• _Supplied information_:
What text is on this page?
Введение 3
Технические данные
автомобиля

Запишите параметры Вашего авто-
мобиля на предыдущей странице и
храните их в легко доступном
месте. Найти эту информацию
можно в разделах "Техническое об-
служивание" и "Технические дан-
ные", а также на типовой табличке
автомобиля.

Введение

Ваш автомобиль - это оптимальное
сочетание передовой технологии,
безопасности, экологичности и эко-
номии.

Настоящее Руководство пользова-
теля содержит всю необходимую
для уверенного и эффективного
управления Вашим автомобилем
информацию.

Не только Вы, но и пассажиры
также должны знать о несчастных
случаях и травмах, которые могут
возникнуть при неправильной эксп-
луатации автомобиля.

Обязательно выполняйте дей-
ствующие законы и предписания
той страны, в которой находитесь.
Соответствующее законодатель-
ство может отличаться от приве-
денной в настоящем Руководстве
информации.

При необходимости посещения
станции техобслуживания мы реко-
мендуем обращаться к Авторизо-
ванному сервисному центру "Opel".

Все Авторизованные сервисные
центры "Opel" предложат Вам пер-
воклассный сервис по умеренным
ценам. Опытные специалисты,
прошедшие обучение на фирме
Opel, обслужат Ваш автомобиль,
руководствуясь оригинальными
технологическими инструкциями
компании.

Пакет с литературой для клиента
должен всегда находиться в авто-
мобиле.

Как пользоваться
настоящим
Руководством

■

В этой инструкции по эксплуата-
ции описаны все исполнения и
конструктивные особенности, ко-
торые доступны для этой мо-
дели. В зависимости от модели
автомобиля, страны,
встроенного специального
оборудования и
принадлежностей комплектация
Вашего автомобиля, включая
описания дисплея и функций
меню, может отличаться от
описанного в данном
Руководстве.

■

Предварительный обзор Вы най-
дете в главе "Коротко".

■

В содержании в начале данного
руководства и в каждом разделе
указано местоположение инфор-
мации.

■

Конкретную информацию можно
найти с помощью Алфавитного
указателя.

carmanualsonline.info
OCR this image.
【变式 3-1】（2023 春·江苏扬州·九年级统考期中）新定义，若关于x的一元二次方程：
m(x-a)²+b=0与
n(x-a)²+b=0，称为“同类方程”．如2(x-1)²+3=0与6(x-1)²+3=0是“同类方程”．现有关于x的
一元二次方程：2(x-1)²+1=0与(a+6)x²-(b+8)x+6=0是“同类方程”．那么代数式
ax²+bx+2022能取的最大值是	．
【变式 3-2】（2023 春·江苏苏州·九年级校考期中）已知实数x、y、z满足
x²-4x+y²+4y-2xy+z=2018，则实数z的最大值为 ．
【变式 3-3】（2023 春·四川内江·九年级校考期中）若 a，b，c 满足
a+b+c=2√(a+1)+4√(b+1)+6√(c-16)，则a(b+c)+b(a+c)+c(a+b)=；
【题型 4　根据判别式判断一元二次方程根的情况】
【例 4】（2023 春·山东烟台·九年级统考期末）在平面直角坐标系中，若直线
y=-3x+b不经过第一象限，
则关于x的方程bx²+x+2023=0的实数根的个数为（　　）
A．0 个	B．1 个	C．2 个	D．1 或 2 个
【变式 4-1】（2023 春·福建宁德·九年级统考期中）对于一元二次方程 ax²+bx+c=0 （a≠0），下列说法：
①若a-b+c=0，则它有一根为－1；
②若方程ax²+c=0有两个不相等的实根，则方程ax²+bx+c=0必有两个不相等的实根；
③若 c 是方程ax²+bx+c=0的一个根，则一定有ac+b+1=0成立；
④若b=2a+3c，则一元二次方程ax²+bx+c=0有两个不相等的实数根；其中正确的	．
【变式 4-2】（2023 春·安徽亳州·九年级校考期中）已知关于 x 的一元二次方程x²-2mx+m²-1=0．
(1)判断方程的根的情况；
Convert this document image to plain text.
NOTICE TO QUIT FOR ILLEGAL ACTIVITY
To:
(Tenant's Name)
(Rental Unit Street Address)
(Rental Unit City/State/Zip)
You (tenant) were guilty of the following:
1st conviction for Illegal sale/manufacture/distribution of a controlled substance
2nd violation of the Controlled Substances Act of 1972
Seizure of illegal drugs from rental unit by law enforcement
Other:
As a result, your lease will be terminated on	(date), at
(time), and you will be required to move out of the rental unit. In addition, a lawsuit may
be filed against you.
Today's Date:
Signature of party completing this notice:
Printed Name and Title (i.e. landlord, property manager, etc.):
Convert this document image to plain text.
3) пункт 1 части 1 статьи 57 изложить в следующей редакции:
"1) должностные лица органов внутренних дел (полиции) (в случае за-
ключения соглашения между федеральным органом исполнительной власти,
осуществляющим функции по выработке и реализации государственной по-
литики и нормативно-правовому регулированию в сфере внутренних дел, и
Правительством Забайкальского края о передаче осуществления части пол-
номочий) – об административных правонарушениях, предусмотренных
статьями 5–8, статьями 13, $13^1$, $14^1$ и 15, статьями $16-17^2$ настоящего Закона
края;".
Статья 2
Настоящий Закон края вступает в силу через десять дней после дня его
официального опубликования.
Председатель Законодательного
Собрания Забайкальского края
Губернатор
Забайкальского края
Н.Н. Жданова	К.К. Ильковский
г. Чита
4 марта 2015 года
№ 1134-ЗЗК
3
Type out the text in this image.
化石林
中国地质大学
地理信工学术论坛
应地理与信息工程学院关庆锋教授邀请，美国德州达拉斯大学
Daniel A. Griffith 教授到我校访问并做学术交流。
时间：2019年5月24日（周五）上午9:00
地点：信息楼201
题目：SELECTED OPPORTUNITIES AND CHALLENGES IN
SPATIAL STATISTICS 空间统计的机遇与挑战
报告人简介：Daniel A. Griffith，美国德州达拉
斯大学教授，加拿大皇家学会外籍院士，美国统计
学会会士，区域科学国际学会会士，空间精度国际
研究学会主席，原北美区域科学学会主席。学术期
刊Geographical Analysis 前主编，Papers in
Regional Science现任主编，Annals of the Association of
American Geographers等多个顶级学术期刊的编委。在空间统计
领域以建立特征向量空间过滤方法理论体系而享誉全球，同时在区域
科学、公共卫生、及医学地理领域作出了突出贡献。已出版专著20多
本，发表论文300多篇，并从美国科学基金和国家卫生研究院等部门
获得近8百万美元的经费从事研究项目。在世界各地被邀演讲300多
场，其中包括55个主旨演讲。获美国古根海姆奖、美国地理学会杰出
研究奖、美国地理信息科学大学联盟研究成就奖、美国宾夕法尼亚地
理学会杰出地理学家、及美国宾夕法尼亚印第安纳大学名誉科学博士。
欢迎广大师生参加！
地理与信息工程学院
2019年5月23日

• _Exercise objective_: Here, the records must be output exactly and in full.

• _Worked solution_:
What text is on this page?
Введение 3
Технические данные
автомобиля

Запишите параметры Вашего авто-
мобиля на предыдущей странице и
храните их в легко доступном
месте. Найти эту информацию
можно в разделах "Техническое об-
служивание" и "Технические дан-
ные", а также на типовой табличке
автомобиля.

Введение

Ваш автомобиль - это оптимальное
сочетание передовой технологии,
безопасности, экологичности и эко-
номии.

Настоящее Руководство пользова-
теля содержит всю необходимую
для уверенного и эффективного
управления Вашим автомобилем
информацию.

Не только Вы, но и пассажиры
также должны знать о несчастных
случаях и травмах, которые могут
возникнуть при неправильной эксп-
луатации автомобиля.

Обязательно выполняйте дей-
ствующие законы и предписания
той страны, в которой находитесь.
Соответствующее законодатель-
ство может отличаться от приве-
денной в настоящем Руководстве
информации.

При необходимости посещения
станции техобслуживания мы реко-
мендуем обращаться к Авторизо-
ванному сервисному центру "Opel".

Все Авторизованные сервисные
центры "Opel" предложат Вам пер-
воклассный сервис по умеренным
ценам. Опытные специалисты,
прошедшие обучение на фирме
Opel, обслужат Ваш автомобиль,
руководствуясь оригинальными
технологическими инструкциями
компании.

Пакет с литературой для клиента
должен всегда находиться в авто-
мобиле.

Как пользоваться
настоящим
Руководством

■

В этой инструкции по эксплуата-
ции описаны все исполнения и
конструктивные особенности, ко-
торые доступны для этой мо-
дели. В зависимости от модели
автомобиля, страны,
встроенного специального
оборудования и
принадлежностей комплектация
Вашего автомобиля, включая
описания дисплея и функций
меню, может отличаться от
описанного в данном
Руководстве.

■

Предварительный обзор Вы най-
дете в главе "Коротко".

■

В содержании в начале данного
руководства и в каждом разделе
указано местоположение инфор-
мации.

■

Конкретную информацию можно
найти с помощью Алфавитного
указателя.

carmanualsonline.info
OCR this image.
【变式 3-1】（2023 春·江苏扬州·九年级统考期中）新定义，若关于x的一元二次方程：
m(x-a)²+b=0与
n(x-a)²+b=0，称为“同类方程”．如2(x-1)²+3=0与6(x-1)²+3=0是“同类方程”．现有关于x的
一元二次方程：2(x-1)²+1=0与(a+6)x²-(b+8)x+6=0是“同类方程”．那么代数式
ax²+bx+2022能取的最大值是	．
【变式 3-2】（2023 春·江苏苏州·九年级校考期中）已知实数x、y、z满足
x²-4x+y²+4y-2xy+z=2018，则实数z的最大值为 ．
【变式 3-3】（2023 春·四川内江·九年级校考期中）若 a，b，c 满足
a+b+c=2√(a+1)+4√(b+1)+6√(c-16)，则a(b+c)+b(a+c)+c(a+b)=；
【题型 4　根据判别式判断一元二次方程根的情况】
【例 4】（2023 春·山东烟台·九年级统考期末）在平面直角坐标系中，若直线
y=-3x+b不经过第一象限，
则关于x的方程bx²+x+2023=0的实数根的个数为（　　）
A．0 个	B．1 个	C．2 个	D．1 或 2 个
【变式 4-1】（2023 春·福建宁德·九年级统考期中）对于一元二次方程 ax²+bx+c=0 （a≠0），下列说法：
①若a-b+c=0，则它有一根为－1；
②若方程ax²+c=0有两个不相等的实根，则方程ax²+bx+c=0必有两个不相等的实根；
③若 c 是方程ax²+bx+c=0的一个根，则一定有ac+b+1=0成立；
④若b=2a+3c，则一元二次方程ax²+bx+c=0有两个不相等的实数根；其中正确的	．
【变式 4-2】（2023 春·安徽亳州·九年级校考期中）已知关于 x 的一元二次方程x²-2mx+m²-1=0．
(1)判断方程的根的情况；
Convert this document image to plain text.
NOTICE TO QUIT FOR ILLEGAL ACTIVITY
To:
(Tenant's Name)
(Rental Unit Street Address)
(Rental Unit City/State/Zip)
You (tenant) were guilty of the following:
1st conviction for Illegal sale/manufacture/distribution of a controlled substance
2nd violation of the Controlled Substances Act of 1972
Seizure of illegal drugs from rental unit by law enforcement
Other:
As a result, your lease will be terminated on	(date), at
(time), and you will be required to move out of the rental unit. In addition, a lawsuit may
be filed against you.
Today's Date:
Signature of party completing this notice:
Printed Name and Title (i.e. landlord, property manager, etc.):
Convert this document image to plain text.
3) пункт 1 части 1 статьи 57 изложить в следующей редакции:
"1) должностные лица органов внутренних дел (полиции) (в случае за-
ключения соглашения между федеральным органом исполнительной власти,
осуществляющим функции по выработке и реализации государственной по-
литики и нормативно-правовому регулированию в сфере внутренних дел, и
Правительством Забайкальского края о передаче осуществления части пол-
номочий) – об административных правонарушениях, предусмотренных
статьями 5–8, статьями 13, $13^1$, $14^1$ и 15, статьями $16-17^2$ настоящего Закона
края;".
Статья 2
Настоящий Закон края вступает в силу через десять дней после дня его
официального опубликования.
Председатель Законодательного
Собрания Забайкальского края
Губернатор
Забайкальского края
Н.Н. Жданова	К.К. Ильковский
г. Чита
4 марта 2015 года
№ 1134-ЗЗК
3
Type out the text in this image.
化石林
中国地质大学
地理信工学术论坛
应地理与信息工程学院关庆锋教授邀请，美国德州达拉斯大学
Daniel A. Griffith 教授到我校访问并做学术交流。
时间：2019年5月24日（周五）上午9:00
地点：信息楼201
题目：SELECTED OPPORTUNITIES AND CHALLENGES IN
SPATIAL STATISTICS 空间统计的机遇与挑战
报告人简介：Daniel A. Griffith，美国德州达拉
斯大学教授，加拿大皇家学会外籍院士，美国统计
学会会士，区域科学国际学会会士，空间精度国际
研究学会主席，原北美区域科学学会主席。学术期
刊Geographical Analysis 前主编，Papers in
Regional Science现任主编，Annals of the Association of
American Geographers等多个顶级学术期刊的编委。在空间统计
领域以建立特征向量空间过滤方法理论体系而享誉全球，同时在区域
科学、公共卫生、及医学地理领域作出了突出贡献。已出版专著20多
本，发表论文300多篇，并从美国科学基金和国家卫生研究院等部门
获得近8百万美元的经费从事研究项目。在世界各地被邀演讲300多
场，其中包括55个主旨演讲。获美国古根海姆奖、美国地理学会杰出
研究奖、美国地理信息科学大学联盟研究成就奖、美国宾夕法尼亚地
理学会杰出地理学家、及美国宾夕法尼亚印第安纳大学名誉科学博士。
欢迎广大师生参加！
地理与信息工程学院
2019年5月23日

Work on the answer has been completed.